(What the exercise asks)
Copy out each line that has "ylabel" in it.

begin

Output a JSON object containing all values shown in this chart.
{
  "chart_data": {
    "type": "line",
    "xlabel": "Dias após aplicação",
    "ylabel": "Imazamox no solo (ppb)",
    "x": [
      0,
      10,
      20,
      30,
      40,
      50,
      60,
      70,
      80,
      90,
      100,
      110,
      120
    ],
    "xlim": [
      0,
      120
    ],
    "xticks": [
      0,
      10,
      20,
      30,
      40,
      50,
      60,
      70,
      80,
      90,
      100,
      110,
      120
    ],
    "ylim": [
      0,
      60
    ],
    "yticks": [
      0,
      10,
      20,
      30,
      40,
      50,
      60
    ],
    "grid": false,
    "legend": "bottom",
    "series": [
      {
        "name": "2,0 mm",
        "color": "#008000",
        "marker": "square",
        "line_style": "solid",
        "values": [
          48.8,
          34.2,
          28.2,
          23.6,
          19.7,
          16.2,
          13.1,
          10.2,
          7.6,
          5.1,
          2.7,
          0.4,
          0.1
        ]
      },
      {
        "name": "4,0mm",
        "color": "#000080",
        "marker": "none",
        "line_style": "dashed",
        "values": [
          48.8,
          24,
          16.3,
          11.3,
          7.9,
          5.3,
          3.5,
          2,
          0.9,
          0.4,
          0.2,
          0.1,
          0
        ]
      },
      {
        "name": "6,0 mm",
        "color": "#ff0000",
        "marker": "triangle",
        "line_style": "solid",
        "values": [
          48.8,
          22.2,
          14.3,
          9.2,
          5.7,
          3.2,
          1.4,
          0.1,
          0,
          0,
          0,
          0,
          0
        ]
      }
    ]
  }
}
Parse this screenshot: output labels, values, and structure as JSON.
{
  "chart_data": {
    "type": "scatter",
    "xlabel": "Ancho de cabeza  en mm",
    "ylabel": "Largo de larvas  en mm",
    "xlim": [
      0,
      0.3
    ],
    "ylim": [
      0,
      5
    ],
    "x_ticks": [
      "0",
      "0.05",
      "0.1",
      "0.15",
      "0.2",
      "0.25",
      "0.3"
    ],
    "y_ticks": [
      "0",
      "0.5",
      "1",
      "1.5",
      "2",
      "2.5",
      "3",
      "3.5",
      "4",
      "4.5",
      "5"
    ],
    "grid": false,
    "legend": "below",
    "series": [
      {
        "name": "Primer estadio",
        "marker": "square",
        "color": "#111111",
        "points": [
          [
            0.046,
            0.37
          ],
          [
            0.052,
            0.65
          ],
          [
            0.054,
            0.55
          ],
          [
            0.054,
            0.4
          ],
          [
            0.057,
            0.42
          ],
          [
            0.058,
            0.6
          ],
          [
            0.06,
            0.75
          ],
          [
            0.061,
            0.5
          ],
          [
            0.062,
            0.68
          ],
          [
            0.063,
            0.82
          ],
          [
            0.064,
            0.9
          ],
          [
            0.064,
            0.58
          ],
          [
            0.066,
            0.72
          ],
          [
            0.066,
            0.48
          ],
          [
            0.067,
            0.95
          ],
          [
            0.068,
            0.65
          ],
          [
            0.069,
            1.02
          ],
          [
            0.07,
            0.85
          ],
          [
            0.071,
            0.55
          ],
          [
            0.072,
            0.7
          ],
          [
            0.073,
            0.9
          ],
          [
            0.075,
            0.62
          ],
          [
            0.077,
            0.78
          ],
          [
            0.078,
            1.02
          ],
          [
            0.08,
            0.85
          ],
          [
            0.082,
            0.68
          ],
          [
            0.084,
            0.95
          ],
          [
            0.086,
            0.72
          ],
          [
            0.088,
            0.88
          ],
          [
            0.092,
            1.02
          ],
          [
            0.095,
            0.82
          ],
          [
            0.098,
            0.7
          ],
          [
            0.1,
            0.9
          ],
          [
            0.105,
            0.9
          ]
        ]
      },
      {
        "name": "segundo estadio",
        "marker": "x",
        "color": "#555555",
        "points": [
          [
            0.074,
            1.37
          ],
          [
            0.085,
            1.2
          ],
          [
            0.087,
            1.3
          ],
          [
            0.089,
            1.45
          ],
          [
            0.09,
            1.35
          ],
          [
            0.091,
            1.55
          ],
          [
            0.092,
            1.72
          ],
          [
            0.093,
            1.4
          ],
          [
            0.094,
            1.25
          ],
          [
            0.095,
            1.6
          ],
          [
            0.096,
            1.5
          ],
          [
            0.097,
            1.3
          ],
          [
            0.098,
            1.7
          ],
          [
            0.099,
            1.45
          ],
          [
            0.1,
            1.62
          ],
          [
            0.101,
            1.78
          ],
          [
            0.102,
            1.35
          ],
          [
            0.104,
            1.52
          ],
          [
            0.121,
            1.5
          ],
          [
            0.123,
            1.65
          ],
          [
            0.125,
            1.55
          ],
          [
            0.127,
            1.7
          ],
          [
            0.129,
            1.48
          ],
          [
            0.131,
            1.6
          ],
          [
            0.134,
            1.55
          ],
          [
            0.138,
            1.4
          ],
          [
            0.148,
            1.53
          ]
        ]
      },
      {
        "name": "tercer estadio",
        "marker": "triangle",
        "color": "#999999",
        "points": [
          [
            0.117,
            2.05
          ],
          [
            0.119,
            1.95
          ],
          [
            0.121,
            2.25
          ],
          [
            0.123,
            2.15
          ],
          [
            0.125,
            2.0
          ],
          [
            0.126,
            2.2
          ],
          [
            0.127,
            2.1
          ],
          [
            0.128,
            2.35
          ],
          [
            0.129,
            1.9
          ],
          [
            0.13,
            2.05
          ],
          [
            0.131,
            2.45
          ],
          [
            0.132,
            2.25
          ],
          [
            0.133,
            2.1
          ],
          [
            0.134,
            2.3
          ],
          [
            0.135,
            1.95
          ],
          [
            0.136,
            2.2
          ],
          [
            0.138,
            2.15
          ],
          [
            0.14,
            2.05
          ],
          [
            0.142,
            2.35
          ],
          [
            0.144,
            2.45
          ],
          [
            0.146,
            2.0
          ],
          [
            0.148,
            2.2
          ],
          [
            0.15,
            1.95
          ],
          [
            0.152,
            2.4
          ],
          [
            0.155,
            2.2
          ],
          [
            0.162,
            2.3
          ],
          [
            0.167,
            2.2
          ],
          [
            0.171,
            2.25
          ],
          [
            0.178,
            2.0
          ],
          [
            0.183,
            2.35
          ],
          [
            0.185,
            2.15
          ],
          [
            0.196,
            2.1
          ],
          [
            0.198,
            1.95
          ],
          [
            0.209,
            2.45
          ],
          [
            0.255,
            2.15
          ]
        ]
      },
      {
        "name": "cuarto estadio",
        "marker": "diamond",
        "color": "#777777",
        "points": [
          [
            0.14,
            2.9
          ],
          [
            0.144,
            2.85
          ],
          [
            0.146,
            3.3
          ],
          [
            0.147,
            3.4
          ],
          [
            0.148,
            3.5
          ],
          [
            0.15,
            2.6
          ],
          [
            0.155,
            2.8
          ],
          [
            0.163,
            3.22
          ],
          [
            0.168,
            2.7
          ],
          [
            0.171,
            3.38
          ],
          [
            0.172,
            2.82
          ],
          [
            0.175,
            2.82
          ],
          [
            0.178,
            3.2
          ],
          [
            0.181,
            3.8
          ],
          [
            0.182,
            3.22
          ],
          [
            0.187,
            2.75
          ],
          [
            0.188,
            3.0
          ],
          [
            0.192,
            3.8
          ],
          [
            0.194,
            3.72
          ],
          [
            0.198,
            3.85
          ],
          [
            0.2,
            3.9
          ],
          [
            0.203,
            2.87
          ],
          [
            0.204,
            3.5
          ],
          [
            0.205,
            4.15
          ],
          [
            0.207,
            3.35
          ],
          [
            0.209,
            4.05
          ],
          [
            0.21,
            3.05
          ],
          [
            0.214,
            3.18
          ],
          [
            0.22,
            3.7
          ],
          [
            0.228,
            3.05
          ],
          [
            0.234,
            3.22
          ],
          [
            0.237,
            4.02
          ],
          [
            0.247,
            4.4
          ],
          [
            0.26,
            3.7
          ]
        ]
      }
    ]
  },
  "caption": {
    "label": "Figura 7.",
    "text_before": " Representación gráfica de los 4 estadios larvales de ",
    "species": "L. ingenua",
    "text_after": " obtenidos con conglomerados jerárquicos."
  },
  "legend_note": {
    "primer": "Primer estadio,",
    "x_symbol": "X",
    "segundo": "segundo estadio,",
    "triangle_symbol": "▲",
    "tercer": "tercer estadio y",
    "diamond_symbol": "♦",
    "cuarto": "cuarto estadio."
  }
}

end

(Answer)
    "ylabel": "Imazamox no solo (ppb)",
    "ylabel": "Largo de larvas  en mm",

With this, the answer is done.